Stored data entries
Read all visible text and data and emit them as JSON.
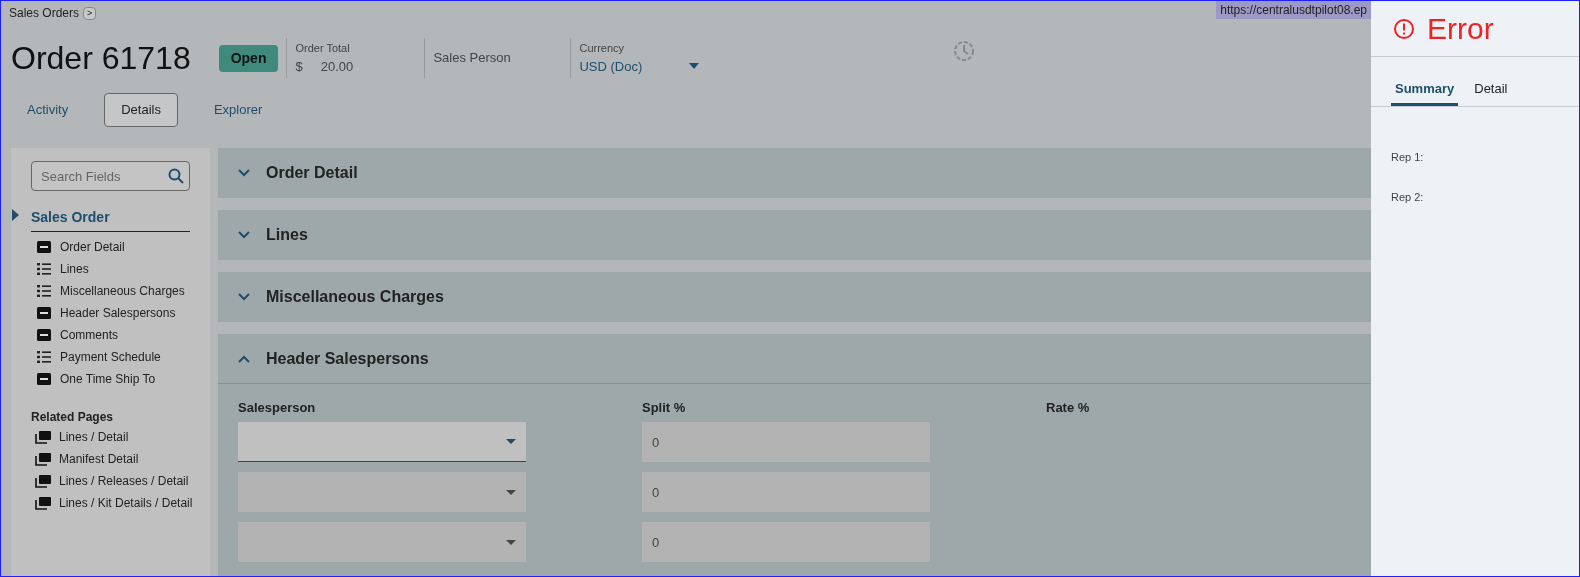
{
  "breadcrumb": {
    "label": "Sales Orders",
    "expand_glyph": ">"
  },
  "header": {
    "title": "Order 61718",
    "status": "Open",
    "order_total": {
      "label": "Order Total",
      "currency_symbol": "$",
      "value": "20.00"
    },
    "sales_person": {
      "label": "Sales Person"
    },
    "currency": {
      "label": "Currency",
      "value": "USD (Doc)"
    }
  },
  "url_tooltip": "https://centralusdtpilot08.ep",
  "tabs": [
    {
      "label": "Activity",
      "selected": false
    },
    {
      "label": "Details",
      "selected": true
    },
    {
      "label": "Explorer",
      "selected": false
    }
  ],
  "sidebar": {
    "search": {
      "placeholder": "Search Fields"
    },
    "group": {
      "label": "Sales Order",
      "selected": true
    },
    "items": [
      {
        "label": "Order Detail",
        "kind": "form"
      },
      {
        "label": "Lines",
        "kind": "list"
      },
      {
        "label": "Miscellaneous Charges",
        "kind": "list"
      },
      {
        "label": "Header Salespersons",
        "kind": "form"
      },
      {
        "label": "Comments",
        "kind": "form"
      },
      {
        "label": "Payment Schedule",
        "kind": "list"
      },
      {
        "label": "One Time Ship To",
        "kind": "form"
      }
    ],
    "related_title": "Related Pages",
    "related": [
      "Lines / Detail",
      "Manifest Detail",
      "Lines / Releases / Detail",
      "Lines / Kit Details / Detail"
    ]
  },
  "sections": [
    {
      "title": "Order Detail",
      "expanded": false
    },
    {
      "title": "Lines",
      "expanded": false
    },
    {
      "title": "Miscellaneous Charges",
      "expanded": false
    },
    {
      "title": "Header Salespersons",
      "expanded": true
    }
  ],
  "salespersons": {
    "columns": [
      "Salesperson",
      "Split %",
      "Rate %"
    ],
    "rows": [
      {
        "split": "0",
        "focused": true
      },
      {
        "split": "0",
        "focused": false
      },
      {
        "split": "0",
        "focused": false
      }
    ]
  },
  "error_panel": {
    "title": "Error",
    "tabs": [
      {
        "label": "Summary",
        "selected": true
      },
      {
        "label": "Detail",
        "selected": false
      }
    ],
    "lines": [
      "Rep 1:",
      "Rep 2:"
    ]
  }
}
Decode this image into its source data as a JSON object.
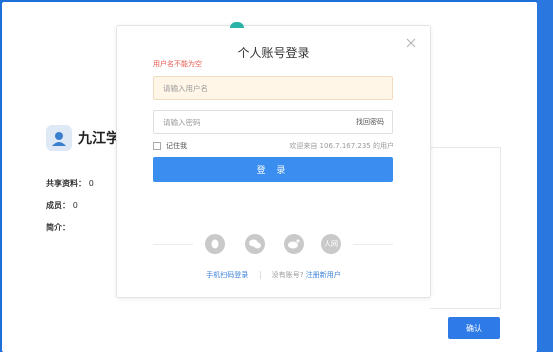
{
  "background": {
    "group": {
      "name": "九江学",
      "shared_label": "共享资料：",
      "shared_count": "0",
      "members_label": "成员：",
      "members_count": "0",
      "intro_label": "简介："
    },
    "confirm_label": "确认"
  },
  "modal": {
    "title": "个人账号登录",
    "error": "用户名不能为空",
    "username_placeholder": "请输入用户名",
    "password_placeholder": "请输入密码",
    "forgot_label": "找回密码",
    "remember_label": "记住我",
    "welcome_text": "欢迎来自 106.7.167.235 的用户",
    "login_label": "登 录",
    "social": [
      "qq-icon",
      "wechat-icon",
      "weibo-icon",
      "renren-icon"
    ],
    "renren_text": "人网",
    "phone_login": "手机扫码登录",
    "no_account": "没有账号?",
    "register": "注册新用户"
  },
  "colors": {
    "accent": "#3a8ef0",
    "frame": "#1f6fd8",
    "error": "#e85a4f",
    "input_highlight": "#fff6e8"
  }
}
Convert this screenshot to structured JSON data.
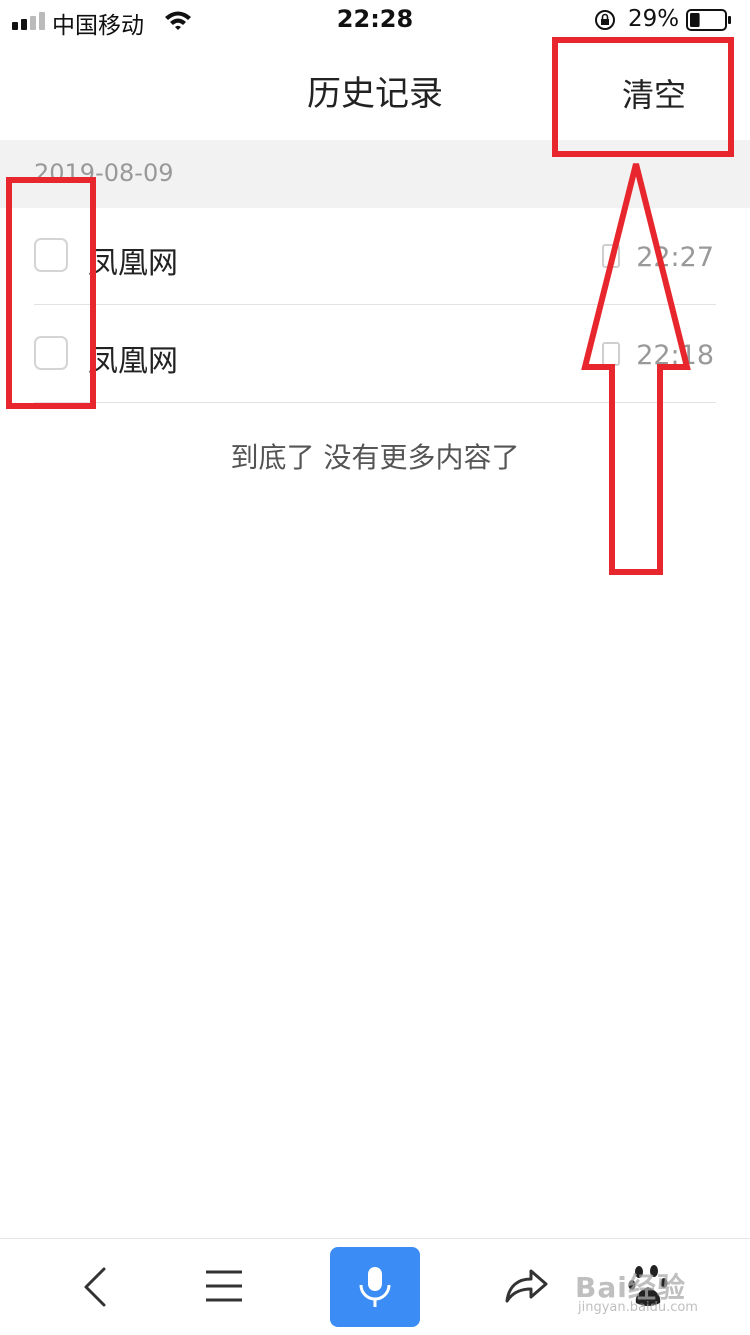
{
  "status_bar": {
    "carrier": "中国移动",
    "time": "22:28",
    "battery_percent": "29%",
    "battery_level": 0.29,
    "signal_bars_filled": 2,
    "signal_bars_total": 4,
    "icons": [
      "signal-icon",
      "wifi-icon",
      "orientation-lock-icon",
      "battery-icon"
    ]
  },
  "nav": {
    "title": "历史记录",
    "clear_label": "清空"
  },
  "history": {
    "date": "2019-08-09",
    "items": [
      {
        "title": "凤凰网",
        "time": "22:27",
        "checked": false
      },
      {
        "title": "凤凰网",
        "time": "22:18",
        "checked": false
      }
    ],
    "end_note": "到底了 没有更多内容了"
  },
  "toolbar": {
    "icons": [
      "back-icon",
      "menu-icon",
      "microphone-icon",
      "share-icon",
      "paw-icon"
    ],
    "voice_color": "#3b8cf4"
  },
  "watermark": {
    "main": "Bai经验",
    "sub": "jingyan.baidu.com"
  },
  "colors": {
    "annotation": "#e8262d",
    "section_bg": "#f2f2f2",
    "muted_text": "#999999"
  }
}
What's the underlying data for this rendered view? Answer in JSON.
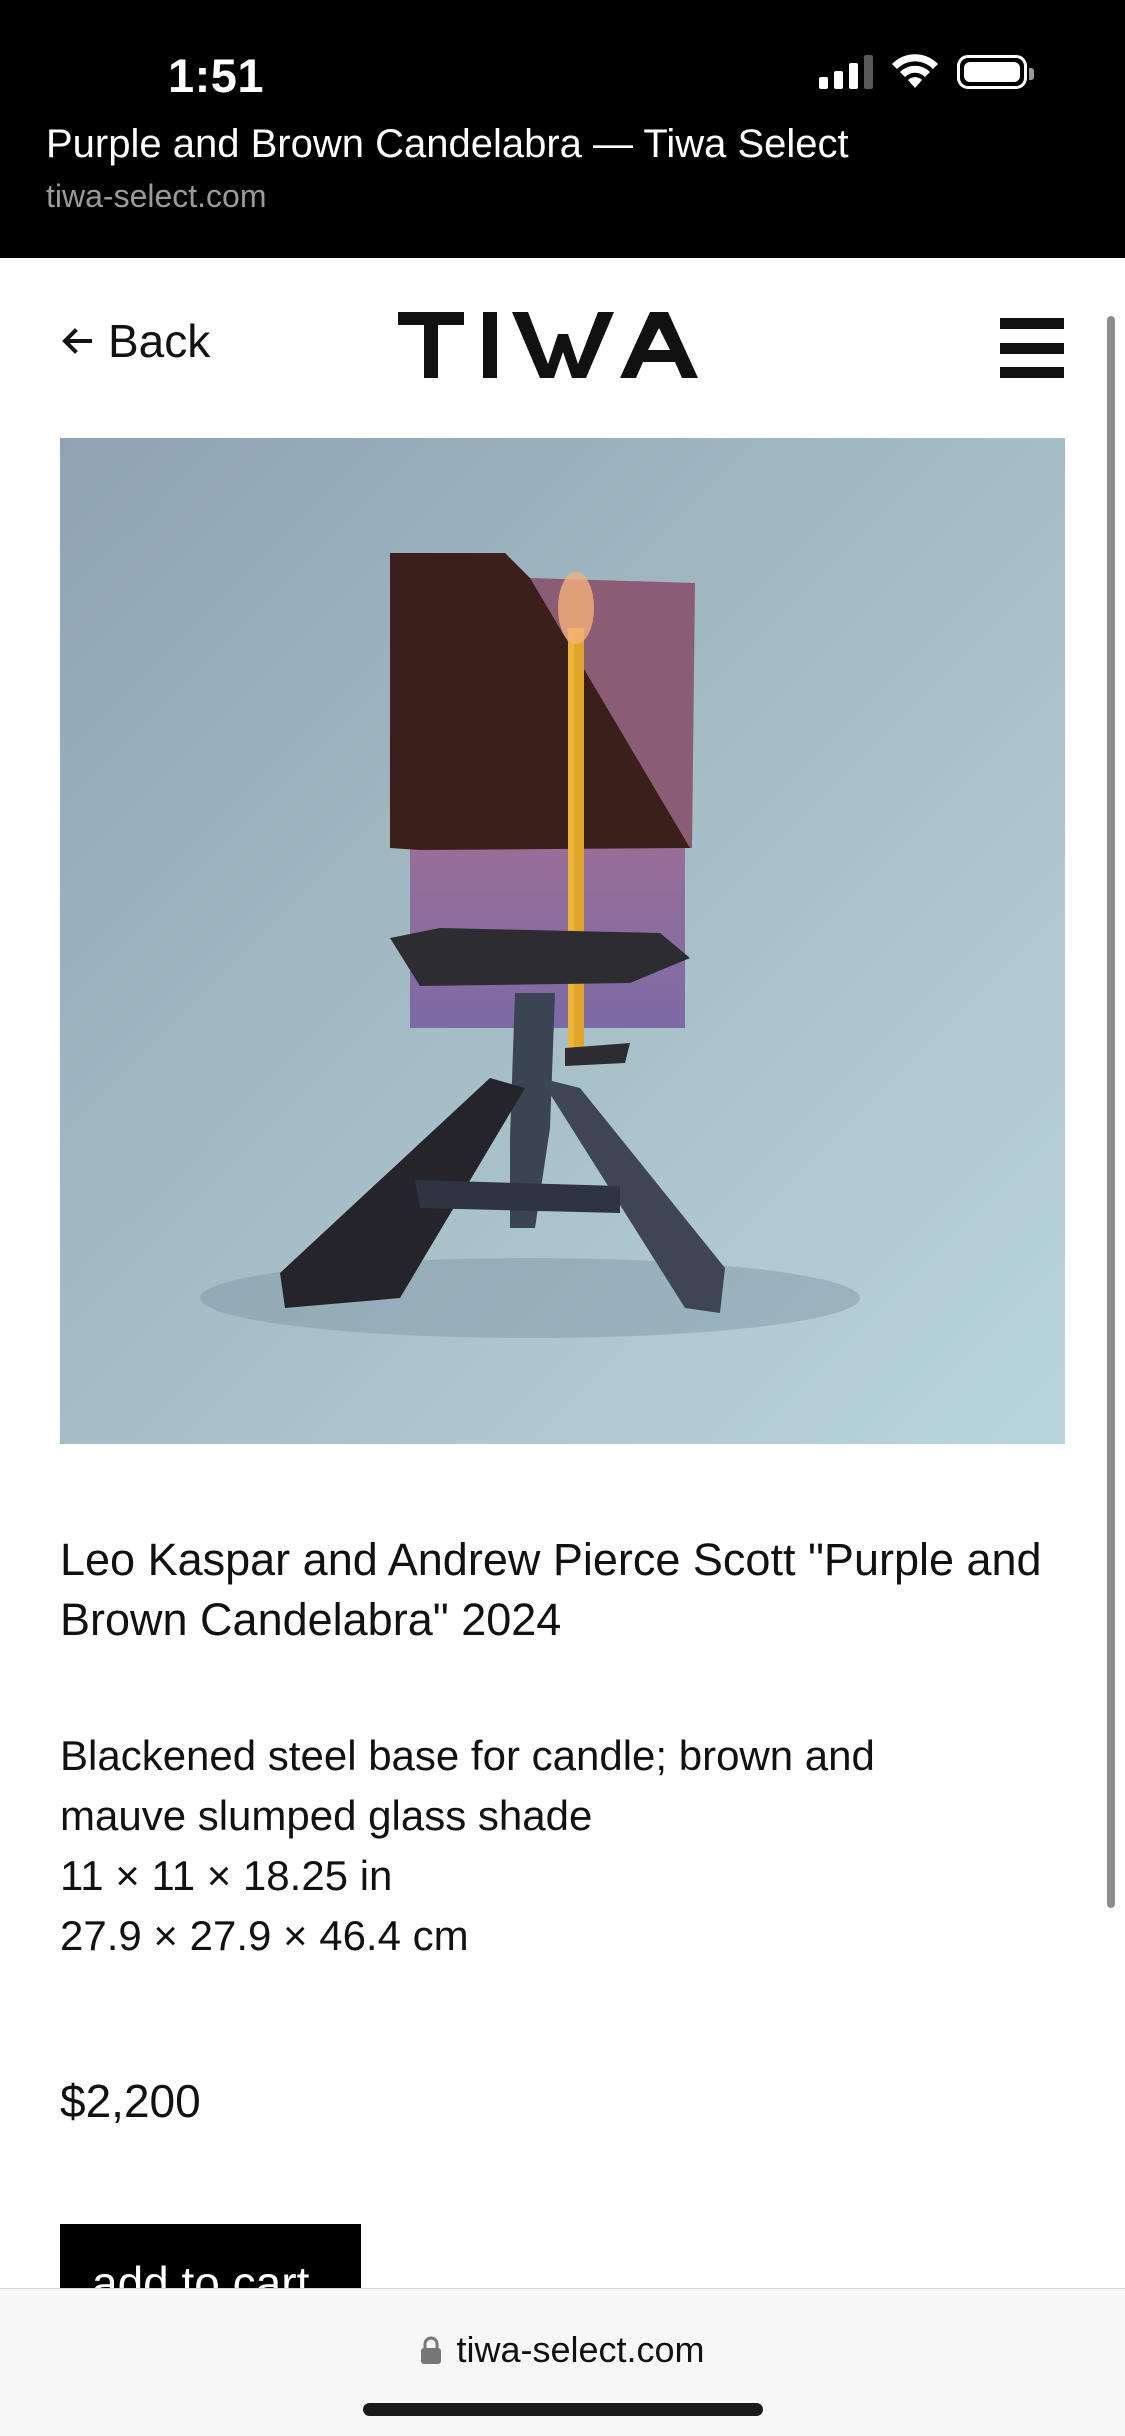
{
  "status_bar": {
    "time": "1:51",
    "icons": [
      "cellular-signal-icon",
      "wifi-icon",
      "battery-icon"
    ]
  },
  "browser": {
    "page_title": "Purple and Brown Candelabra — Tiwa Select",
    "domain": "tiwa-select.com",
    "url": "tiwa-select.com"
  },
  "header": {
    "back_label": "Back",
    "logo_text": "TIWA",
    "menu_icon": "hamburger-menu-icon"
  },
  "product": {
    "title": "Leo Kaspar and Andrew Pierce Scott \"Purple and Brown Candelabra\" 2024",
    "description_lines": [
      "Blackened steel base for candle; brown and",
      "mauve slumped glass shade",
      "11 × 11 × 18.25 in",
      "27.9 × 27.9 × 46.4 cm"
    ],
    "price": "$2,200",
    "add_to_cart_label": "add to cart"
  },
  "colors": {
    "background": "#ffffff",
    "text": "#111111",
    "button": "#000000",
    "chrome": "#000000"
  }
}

| The task |
Write out the listing word for word, omitting the pictures it holds.

| The answer |
Read all visible text and data and emit them as JSON.
{
  "breadcrumb": {
    "label": "Sales Orders",
    "expand_glyph": ">"
  },
  "header": {
    "title": "Order 61718",
    "status": "Open",
    "order_total": {
      "label": "Order Total",
      "currency_symbol": "$",
      "value": "20.00"
    },
    "sales_person": {
      "label": "Sales Person"
    },
    "currency": {
      "label": "Currency",
      "value": "USD (Doc)"
    }
  },
  "url_tooltip": "https://centralusdtpilot08.ep",
  "tabs": [
    {
      "label": "Activity",
      "selected": false
    },
    {
      "label": "Details",
      "selected": true
    },
    {
      "label": "Explorer",
      "selected": false
    }
  ],
  "sidebar": {
    "search": {
      "placeholder": "Search Fields"
    },
    "group": {
      "label": "Sales Order",
      "selected": true
    },
    "items": [
      {
        "label": "Order Detail",
        "kind": "form"
      },
      {
        "label": "Lines",
        "kind": "list"
      },
      {
        "label": "Miscellaneous Charges",
        "kind": "list"
      },
      {
        "label": "Header Salespersons",
        "kind": "form"
      },
      {
        "label": "Comments",
        "kind": "form"
      },
      {
        "label": "Payment Schedule",
        "kind": "list"
      },
      {
        "label": "One Time Ship To",
        "kind": "form"
      }
    ],
    "related_title": "Related Pages",
    "related": [
      "Lines / Detail",
      "Manifest Detail",
      "Lines / Releases / Detail",
      "Lines / Kit Details / Detail"
    ]
  },
  "sections": [
    {
      "title": "Order Detail",
      "expanded": false
    },
    {
      "title": "Lines",
      "expanded": false
    },
    {
      "title": "Miscellaneous Charges",
      "expanded": false
    },
    {
      "title": "Header Salespersons",
      "expanded": true
    }
  ],
  "salespersons": {
    "columns": [
      "Salesperson",
      "Split %",
      "Rate %"
    ],
    "rows": [
      {
        "split": "0",
        "focused": true
      },
      {
        "split": "0",
        "focused": false
      },
      {
        "split": "0",
        "focused": false
      }
    ]
  },
  "error_panel": {
    "title": "Error",
    "tabs": [
      {
        "label": "Summary",
        "selected": true
      },
      {
        "label": "Detail",
        "selected": false
      }
    ],
    "lines": [
      "Rep 1:",
      "Rep 2:"
    ]
  }
}
Decode this image into its source data as a JSON object.
{
  "background": {
    "group": {
      "name": "九江学",
      "shared_label": "共享资料：",
      "shared_count": "0",
      "members_label": "成员：",
      "members_count": "0",
      "intro_label": "简介："
    },
    "confirm_label": "确认"
  },
  "modal": {
    "title": "个人账号登录",
    "error": "用户名不能为空",
    "username_placeholder": "请输入用户名",
    "password_placeholder": "请输入密码",
    "forgot_label": "找回密码",
    "remember_label": "记住我",
    "welcome_text": "欢迎来自 106.7.167.235 的用户",
    "login_label": "登 录",
    "social": [
      "qq-icon",
      "wechat-icon",
      "weibo-icon",
      "renren-icon"
    ],
    "renren_text": "人网",
    "phone_login": "手机扫码登录",
    "no_account": "没有账号?",
    "register": "注册新用户"
  },
  "colors": {
    "accent": "#3a8ef0",
    "frame": "#1f6fd8",
    "error": "#e85a4f",
    "input_highlight": "#fff6e8"
  }
}
Convert this screenshot to structured JSON data.
{
  "status_bar": {
    "carrier": "中国移动",
    "time": "22:28",
    "battery_percent": "29%",
    "battery_level": 0.29,
    "signal_bars_filled": 2,
    "signal_bars_total": 4,
    "icons": [
      "signal-icon",
      "wifi-icon",
      "orientation-lock-icon",
      "battery-icon"
    ]
  },
  "nav": {
    "title": "历史记录",
    "clear_label": "清空"
  },
  "history": {
    "date": "2019-08-09",
    "items": [
      {
        "title": "凤凰网",
        "time": "22:27",
        "checked": false
      },
      {
        "title": "凤凰网",
        "time": "22:18",
        "checked": false
      }
    ],
    "end_note": "到底了 没有更多内容了"
  },
  "toolbar": {
    "icons": [
      "back-icon",
      "menu-icon",
      "microphone-icon",
      "share-icon",
      "paw-icon"
    ],
    "voice_color": "#3b8cf4"
  },
  "watermark": {
    "main": "Bai经验",
    "sub": "jingyan.baidu.com"
  },
  "colors": {
    "annotation": "#e8262d",
    "section_bg": "#f2f2f2",
    "muted_text": "#999999"
  }
}
What's the underlying data for this rendered view? Answer in JSON.
{
  "status_bar": {
    "time": "1:51",
    "icons": [
      "cellular-signal-icon",
      "wifi-icon",
      "battery-icon"
    ]
  },
  "browser": {
    "page_title": "Purple and Brown Candelabra — Tiwa Select",
    "domain": "tiwa-select.com",
    "url": "tiwa-select.com"
  },
  "header": {
    "back_label": "Back",
    "logo_text": "TIWA",
    "menu_icon": "hamburger-menu-icon"
  },
  "product": {
    "title": "Leo Kaspar and Andrew Pierce Scott \"Purple and Brown Candelabra\" 2024",
    "description_lines": [
      "Blackened steel base for candle; brown and",
      "mauve slumped glass shade",
      "11 × 11 × 18.25 in",
      "27.9 × 27.9 × 46.4 cm"
    ],
    "price": "$2,200",
    "add_to_cart_label": "add to cart"
  },
  "colors": {
    "background": "#ffffff",
    "text": "#111111",
    "button": "#000000",
    "chrome": "#000000"
  }
}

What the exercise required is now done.